Exercise task: Will you give every entry again exactly as it stands?

Data entries:

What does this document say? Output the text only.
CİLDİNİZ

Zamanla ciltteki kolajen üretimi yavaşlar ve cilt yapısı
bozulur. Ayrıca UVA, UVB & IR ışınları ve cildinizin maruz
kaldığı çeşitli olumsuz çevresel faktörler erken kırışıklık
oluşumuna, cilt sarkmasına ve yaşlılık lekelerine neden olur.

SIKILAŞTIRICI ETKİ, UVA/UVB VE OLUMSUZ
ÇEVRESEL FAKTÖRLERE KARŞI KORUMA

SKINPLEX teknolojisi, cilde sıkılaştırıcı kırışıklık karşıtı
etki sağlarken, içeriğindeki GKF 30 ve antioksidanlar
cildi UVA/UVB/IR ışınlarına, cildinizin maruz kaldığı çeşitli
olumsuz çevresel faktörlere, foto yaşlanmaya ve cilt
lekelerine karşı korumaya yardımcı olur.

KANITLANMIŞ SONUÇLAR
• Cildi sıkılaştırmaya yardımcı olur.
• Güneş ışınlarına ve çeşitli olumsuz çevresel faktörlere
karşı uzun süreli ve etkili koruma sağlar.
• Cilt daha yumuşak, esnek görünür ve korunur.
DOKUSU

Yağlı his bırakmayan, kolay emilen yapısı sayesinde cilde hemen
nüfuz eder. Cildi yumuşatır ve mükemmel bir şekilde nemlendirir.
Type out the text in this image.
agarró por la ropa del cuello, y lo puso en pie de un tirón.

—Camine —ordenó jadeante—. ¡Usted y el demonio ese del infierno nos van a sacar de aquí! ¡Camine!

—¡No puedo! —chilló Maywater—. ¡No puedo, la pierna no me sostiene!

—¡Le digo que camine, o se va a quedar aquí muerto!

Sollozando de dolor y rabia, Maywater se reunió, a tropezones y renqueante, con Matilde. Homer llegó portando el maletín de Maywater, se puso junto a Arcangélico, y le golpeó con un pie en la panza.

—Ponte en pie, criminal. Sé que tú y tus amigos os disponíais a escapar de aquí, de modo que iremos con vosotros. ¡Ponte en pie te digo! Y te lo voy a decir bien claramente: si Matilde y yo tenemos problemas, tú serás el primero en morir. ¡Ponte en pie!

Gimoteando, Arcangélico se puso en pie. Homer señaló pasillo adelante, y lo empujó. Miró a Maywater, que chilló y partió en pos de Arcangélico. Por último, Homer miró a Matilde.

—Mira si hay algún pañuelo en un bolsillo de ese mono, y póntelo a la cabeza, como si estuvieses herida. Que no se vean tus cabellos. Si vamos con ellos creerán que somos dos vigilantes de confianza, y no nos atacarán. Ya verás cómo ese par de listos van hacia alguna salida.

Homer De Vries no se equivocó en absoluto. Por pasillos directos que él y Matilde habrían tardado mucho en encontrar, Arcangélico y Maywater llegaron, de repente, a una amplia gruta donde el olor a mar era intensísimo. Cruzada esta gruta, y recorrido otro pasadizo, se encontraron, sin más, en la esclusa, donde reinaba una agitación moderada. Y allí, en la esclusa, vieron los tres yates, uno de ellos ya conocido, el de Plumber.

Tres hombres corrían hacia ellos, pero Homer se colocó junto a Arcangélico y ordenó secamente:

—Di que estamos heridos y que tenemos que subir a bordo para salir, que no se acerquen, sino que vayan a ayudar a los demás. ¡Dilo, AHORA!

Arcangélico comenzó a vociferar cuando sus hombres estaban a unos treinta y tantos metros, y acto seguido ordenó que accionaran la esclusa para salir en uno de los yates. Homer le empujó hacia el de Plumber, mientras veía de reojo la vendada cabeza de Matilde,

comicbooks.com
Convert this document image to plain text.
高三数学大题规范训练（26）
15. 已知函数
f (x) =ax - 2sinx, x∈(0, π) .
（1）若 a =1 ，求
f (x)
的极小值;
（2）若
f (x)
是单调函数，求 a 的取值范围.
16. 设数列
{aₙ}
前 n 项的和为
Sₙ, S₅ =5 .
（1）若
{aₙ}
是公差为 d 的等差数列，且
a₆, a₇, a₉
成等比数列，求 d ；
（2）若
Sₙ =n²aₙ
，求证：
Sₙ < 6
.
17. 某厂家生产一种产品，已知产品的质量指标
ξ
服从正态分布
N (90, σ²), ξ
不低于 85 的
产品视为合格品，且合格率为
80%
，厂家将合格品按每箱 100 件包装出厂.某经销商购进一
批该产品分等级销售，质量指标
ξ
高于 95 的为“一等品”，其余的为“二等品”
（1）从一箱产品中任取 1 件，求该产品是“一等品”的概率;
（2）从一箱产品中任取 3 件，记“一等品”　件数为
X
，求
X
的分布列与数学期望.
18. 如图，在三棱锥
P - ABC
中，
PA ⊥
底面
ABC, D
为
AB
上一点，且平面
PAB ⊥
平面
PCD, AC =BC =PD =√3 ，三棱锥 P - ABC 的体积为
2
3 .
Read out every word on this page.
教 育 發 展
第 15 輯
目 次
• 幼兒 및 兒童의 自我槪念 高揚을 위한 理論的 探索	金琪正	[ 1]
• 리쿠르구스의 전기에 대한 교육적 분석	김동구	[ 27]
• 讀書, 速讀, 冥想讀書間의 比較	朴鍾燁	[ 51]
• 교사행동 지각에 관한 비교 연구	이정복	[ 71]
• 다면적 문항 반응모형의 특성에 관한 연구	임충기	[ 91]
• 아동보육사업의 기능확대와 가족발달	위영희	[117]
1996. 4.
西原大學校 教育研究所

Correct answer:
What does this document say? Output the text only.
CİLDİNİZ

Zamanla ciltteki kolajen üretimi yavaşlar ve cilt yapısı
bozulur. Ayrıca UVA, UVB & IR ışınları ve cildinizin maruz
kaldığı çeşitli olumsuz çevresel faktörler erken kırışıklık
oluşumuna, cilt sarkmasına ve yaşlılık lekelerine neden olur.

SIKILAŞTIRICI ETKİ, UVA/UVB VE OLUMSUZ
ÇEVRESEL FAKTÖRLERE KARŞI KORUMA

SKINPLEX teknolojisi, cilde sıkılaştırıcı kırışıklık karşıtı
etki sağlarken, içeriğindeki GKF 30 ve antioksidanlar
cildi UVA/UVB/IR ışınlarına, cildinizin maruz kaldığı çeşitli
olumsuz çevresel faktörlere, foto yaşlanmaya ve cilt
lekelerine karşı korumaya yardımcı olur.

KANITLANMIŞ SONUÇLAR
• Cildi sıkılaştırmaya yardımcı olur.
• Güneş ışınlarına ve çeşitli olumsuz çevresel faktörlere
karşı uzun süreli ve etkili koruma sağlar.
• Cilt daha yumuşak, esnek görünür ve korunur.
DOKUSU

Yağlı his bırakmayan, kolay emilen yapısı sayesinde cilde hemen
nüfuz eder. Cildi yumuşatır ve mükemmel bir şekilde nemlendirir.
Type out the text in this image.
agarró por la ropa del cuello, y lo puso en pie de un tirón.

—Camine —ordenó jadeante—. ¡Usted y el demonio ese del infierno nos van a sacar de aquí! ¡Camine!

—¡No puedo! —chilló Maywater—. ¡No puedo, la pierna no me sostiene!

—¡Le digo que camine, o se va a quedar aquí muerto!

Sollozando de dolor y rabia, Maywater se reunió, a tropezones y renqueante, con Matilde. Homer llegó portando el maletín de Maywater, se puso junto a Arcangélico, y le golpeó con un pie en la panza.

—Ponte en pie, criminal. Sé que tú y tus amigos os disponíais a escapar de aquí, de modo que iremos con vosotros. ¡Ponte en pie te digo! Y te lo voy a decir bien claramente: si Matilde y yo tenemos problemas, tú serás el primero en morir. ¡Ponte en pie!

Gimoteando, Arcangélico se puso en pie. Homer señaló pasillo adelante, y lo empujó. Miró a Maywater, que chilló y partió en pos de Arcangélico. Por último, Homer miró a Matilde.

—Mira si hay algún pañuelo en un bolsillo de ese mono, y póntelo a la cabeza, como si estuvieses herida. Que no se vean tus cabellos. Si vamos con ellos creerán que somos dos vigilantes de confianza, y no nos atacarán. Ya verás cómo ese par de listos van hacia alguna salida.

Homer De Vries no se equivocó en absoluto. Por pasillos directos que él y Matilde habrían tardado mucho en encontrar, Arcangélico y Maywater llegaron, de repente, a una amplia gruta donde el olor a mar era intensísimo. Cruzada esta gruta, y recorrido otro pasadizo, se encontraron, sin más, en la esclusa, donde reinaba una agitación moderada. Y allí, en la esclusa, vieron los tres yates, uno de ellos ya conocido, el de Plumber.

Tres hombres corrían hacia ellos, pero Homer se colocó junto a Arcangélico y ordenó secamente:

—Di que estamos heridos y que tenemos que subir a bordo para salir, que no se acerquen, sino que vayan a ayudar a los demás. ¡Dilo, AHORA!

Arcangélico comenzó a vociferar cuando sus hombres estaban a unos treinta y tantos metros, y acto seguido ordenó que accionaran la esclusa para salir en uno de los yates. Homer le empujó hacia el de Plumber, mientras veía de reojo la vendada cabeza de Matilde,

comicbooks.com
Convert this document image to plain text.
高三数学大题规范训练（26）
15. 已知函数
f (x) =ax - 2sinx, x∈(0, π) .
（1）若 a =1 ，求
f (x)
的极小值;
（2）若
f (x)
是单调函数，求 a 的取值范围.
16. 设数列
{aₙ}
前 n 项的和为
Sₙ, S₅ =5 .
（1）若
{aₙ}
是公差为 d 的等差数列，且
a₆, a₇, a₉
成等比数列，求 d ；
（2）若
Sₙ =n²aₙ
，求证：
Sₙ < 6
.
17. 某厂家生产一种产品，已知产品的质量指标
ξ
服从正态分布
N (90, σ²), ξ
不低于 85 的
产品视为合格品，且合格率为
80%
，厂家将合格品按每箱 100 件包装出厂.某经销商购进一
批该产品分等级销售，质量指标
ξ
高于 95 的为“一等品”，其余的为“二等品”
（1）从一箱产品中任取 1 件，求该产品是“一等品”的概率;
（2）从一箱产品中任取 3 件，记“一等品”　件数为
X
，求
X
的分布列与数学期望.
18. 如图，在三棱锥
P - ABC
中，
PA ⊥
底面
ABC, D
为
AB
上一点，且平面
PAB ⊥
平面
PCD, AC =BC =PD =√3 ，三棱锥 P - ABC 的体积为
2
3 .
Read out every word on this page.
教 育 發 展
第 15 輯
目 次
• 幼兒 및 兒童의 自我槪念 高揚을 위한 理論的 探索	金琪正	[ 1]
• 리쿠르구스의 전기에 대한 교육적 분석	김동구	[ 27]
• 讀書, 速讀, 冥想讀書間의 比較	朴鍾燁	[ 51]
• 교사행동 지각에 관한 비교 연구	이정복	[ 71]
• 다면적 문항 반응모형의 특성에 관한 연구	임충기	[ 91]
• 아동보육사업의 기능확대와 가족발달	위영희	[117]
1996. 4.
西原大學校 教育研究所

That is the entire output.